**WHAT YOU SHOULD DO**.
Pick out all lines in the listing holding the string "help" and copy them.

BEGIN THE DATA

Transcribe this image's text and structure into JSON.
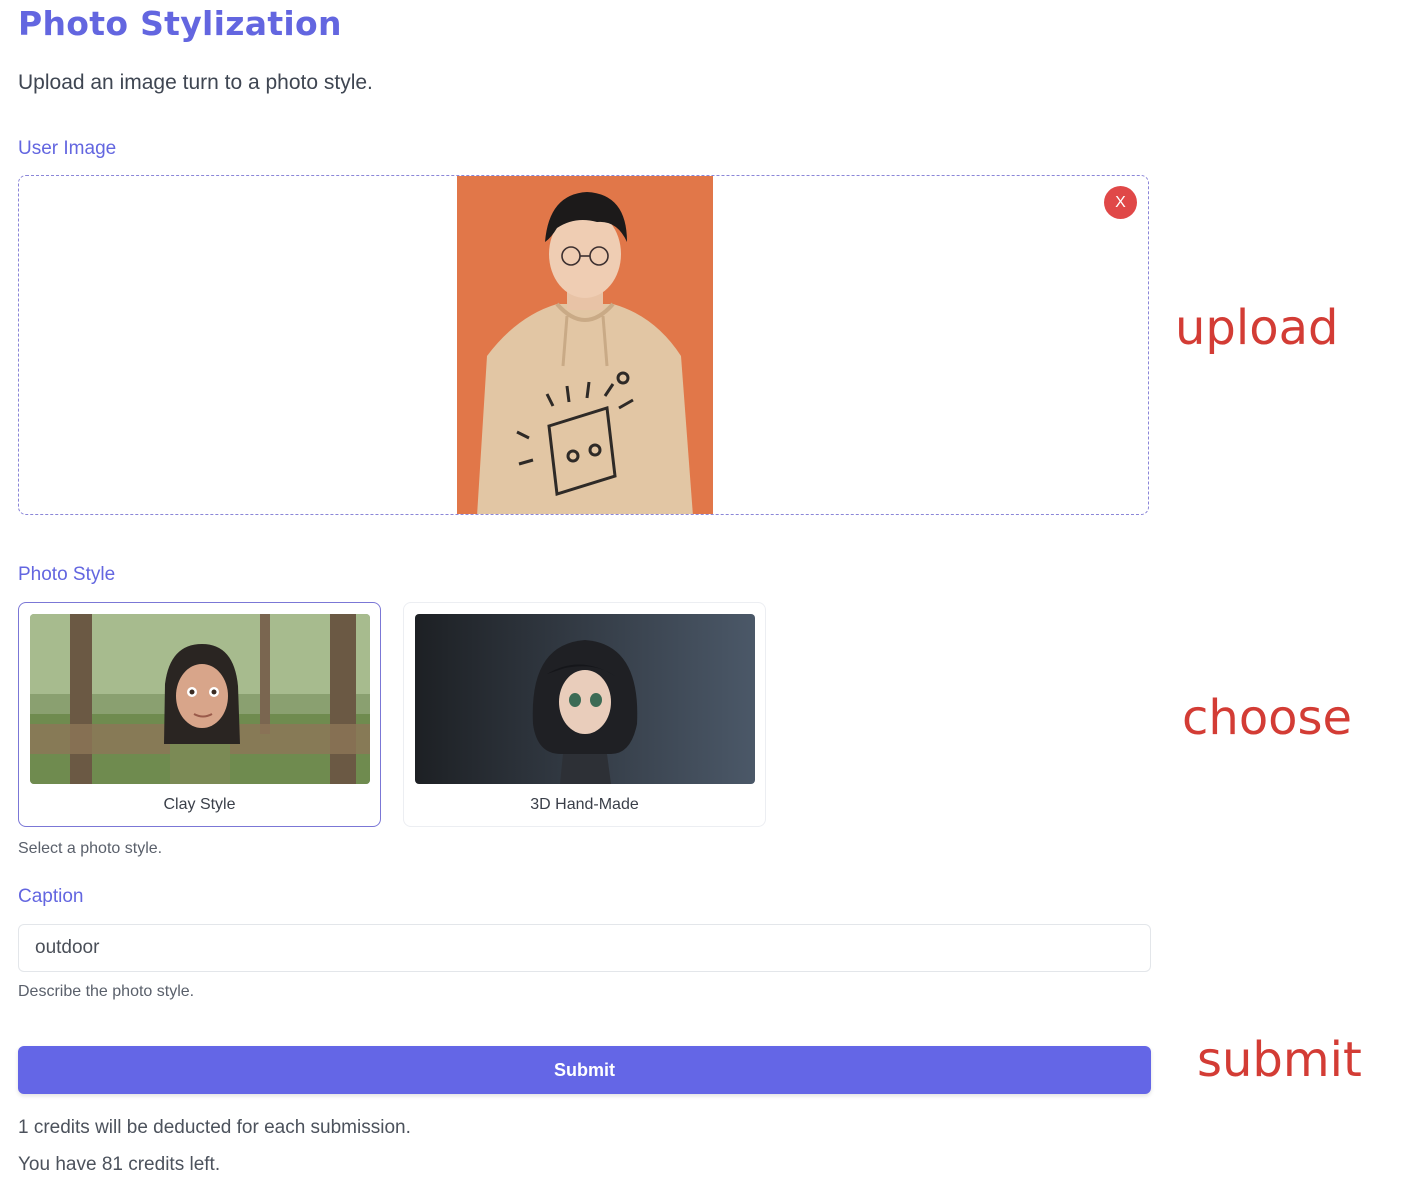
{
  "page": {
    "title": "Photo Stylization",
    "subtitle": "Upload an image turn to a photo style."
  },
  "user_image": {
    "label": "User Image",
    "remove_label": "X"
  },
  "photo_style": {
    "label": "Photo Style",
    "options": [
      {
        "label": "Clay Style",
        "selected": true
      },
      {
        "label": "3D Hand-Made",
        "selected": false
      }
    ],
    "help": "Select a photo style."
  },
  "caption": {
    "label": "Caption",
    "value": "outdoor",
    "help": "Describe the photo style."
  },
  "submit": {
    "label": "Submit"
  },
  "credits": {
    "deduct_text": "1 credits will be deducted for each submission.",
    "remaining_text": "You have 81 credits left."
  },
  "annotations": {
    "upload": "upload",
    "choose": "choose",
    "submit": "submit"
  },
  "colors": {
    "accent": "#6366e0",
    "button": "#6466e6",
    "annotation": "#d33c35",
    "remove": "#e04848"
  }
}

END THE DATA
BEGIN THE DATA

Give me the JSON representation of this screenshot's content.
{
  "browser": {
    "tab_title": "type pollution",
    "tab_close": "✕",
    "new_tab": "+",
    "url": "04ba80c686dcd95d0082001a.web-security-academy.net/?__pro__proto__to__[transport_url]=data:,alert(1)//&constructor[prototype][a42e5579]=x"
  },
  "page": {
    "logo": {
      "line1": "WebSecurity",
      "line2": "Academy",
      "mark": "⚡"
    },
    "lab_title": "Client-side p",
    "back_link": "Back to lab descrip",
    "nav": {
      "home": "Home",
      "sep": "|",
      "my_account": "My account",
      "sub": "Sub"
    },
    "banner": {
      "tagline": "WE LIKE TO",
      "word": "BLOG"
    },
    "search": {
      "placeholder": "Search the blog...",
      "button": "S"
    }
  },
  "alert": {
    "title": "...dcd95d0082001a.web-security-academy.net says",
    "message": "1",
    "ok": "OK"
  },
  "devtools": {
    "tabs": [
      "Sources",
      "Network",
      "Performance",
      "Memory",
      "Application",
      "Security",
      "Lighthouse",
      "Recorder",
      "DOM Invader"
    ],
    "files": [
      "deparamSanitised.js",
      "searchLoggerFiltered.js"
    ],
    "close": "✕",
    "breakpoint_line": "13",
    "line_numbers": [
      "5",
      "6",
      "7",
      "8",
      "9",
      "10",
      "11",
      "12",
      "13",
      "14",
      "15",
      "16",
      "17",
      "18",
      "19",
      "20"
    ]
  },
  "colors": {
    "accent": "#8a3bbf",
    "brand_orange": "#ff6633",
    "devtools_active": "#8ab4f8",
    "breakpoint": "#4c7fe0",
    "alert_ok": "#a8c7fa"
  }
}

END THE DATA

**RESULT BELOW**.
    "help": "Select a photo style."
    "help": "Describe the photo style."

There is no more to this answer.